**What to do**
Tally each line where the word "screenshot" occurs, then give only the total.

**Material for this exercise**
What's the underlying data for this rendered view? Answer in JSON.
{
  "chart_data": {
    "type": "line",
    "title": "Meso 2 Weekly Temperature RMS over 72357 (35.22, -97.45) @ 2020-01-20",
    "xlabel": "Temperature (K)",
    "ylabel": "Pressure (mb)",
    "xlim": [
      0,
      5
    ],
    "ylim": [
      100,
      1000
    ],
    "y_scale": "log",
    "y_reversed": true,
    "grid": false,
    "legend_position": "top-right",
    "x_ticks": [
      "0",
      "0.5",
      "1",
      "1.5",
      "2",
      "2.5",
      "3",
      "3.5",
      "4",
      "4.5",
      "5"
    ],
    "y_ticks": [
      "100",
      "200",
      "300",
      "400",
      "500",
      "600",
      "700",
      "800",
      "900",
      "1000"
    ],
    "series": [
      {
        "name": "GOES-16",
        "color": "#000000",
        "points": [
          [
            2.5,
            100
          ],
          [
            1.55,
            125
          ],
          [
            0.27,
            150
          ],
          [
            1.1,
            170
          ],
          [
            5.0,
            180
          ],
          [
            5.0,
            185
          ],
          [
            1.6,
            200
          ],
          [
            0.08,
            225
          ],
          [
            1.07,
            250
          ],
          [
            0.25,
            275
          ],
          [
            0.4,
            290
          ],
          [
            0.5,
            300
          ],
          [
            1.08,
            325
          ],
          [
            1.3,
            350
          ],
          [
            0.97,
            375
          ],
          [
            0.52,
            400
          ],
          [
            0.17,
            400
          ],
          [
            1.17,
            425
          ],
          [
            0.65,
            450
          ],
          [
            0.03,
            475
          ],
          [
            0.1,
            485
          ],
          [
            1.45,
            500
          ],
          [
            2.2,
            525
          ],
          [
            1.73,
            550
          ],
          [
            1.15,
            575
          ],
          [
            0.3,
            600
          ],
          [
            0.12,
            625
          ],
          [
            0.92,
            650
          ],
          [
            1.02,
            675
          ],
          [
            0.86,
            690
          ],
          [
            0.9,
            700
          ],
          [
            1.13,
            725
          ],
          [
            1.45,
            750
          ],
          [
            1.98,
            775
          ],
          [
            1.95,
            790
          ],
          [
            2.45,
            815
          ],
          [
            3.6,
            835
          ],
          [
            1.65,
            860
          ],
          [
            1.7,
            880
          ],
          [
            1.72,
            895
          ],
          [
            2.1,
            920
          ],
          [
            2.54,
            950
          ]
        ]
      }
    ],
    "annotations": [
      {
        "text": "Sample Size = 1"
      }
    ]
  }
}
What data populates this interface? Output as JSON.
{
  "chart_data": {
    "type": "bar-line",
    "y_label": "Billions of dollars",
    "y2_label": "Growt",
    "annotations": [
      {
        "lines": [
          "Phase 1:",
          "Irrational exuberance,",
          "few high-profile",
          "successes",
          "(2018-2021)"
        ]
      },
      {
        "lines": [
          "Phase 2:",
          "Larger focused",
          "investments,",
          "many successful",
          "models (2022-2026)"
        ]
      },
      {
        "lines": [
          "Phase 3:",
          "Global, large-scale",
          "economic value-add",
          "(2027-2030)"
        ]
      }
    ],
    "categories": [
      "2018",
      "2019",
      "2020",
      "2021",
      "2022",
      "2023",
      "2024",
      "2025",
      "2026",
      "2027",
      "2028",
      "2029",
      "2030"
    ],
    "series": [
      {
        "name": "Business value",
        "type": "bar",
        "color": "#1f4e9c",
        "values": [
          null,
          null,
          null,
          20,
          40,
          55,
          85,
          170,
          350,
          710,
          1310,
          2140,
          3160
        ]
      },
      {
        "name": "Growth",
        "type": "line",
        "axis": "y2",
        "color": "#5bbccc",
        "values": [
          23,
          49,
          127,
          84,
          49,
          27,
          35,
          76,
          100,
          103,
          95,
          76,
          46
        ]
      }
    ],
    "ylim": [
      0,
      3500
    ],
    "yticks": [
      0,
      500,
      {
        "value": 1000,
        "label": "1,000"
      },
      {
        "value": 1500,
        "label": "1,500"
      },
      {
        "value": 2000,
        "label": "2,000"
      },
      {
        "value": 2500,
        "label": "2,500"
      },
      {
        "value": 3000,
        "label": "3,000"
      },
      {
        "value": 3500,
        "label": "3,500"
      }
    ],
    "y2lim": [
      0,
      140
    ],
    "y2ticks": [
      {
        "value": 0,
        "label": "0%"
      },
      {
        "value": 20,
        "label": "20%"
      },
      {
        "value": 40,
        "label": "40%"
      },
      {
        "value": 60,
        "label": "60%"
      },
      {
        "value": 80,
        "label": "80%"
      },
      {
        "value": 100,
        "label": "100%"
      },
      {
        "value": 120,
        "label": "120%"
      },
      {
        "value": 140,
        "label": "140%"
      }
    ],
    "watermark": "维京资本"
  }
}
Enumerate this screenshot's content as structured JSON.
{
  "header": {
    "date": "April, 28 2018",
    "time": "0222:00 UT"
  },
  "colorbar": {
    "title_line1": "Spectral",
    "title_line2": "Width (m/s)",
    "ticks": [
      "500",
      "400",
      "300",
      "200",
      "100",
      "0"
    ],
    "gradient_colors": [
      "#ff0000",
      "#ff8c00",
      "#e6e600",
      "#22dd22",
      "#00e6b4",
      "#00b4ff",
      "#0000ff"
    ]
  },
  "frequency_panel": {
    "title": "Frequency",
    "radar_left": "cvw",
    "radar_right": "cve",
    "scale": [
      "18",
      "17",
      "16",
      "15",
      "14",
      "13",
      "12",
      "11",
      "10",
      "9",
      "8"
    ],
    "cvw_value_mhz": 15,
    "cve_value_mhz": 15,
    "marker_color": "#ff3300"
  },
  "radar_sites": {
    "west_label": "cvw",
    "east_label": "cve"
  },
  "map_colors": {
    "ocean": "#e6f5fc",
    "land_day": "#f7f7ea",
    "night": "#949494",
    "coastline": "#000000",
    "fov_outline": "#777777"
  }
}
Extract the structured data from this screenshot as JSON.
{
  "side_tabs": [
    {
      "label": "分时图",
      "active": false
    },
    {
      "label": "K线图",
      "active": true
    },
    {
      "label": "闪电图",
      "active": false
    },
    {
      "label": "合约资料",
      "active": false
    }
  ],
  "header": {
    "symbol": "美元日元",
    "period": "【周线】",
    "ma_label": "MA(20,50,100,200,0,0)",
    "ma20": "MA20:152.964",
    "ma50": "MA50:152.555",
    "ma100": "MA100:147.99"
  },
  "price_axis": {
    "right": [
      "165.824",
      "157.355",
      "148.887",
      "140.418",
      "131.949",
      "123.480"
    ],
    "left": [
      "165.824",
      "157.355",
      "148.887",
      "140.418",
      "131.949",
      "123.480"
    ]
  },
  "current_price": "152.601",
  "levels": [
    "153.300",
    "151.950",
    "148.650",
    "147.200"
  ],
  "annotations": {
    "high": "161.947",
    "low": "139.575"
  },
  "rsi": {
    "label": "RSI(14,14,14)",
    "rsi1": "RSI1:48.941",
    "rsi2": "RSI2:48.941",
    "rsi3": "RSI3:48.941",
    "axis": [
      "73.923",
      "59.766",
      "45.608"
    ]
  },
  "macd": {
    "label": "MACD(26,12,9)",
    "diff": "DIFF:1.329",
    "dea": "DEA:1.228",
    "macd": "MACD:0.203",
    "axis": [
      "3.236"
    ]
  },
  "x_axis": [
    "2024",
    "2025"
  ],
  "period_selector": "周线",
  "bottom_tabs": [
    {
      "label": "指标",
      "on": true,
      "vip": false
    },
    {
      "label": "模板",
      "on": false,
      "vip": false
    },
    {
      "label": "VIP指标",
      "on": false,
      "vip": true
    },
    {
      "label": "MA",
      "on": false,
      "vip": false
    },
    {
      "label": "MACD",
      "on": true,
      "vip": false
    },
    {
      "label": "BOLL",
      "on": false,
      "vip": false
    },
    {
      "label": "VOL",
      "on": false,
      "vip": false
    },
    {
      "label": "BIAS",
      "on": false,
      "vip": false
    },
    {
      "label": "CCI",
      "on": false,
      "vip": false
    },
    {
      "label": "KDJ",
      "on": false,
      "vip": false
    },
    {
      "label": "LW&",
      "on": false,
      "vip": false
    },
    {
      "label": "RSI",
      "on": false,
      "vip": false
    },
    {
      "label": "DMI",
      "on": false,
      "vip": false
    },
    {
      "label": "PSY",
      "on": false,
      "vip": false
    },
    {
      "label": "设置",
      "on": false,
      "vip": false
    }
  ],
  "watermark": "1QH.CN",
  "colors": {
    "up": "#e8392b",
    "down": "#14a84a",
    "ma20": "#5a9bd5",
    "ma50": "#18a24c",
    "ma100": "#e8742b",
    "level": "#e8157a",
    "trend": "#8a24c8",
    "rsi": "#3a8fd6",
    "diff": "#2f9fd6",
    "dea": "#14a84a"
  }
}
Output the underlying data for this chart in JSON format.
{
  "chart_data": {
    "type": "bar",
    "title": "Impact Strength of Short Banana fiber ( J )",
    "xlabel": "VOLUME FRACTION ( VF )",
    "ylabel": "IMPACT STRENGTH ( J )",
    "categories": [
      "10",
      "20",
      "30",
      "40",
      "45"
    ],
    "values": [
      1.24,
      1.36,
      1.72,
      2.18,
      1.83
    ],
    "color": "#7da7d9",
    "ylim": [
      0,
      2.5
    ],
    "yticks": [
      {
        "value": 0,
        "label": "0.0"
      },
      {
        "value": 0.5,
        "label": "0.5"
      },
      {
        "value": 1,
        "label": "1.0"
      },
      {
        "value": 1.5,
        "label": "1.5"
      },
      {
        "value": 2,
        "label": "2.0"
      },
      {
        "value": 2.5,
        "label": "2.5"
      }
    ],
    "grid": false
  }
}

**Output for this exercise**
2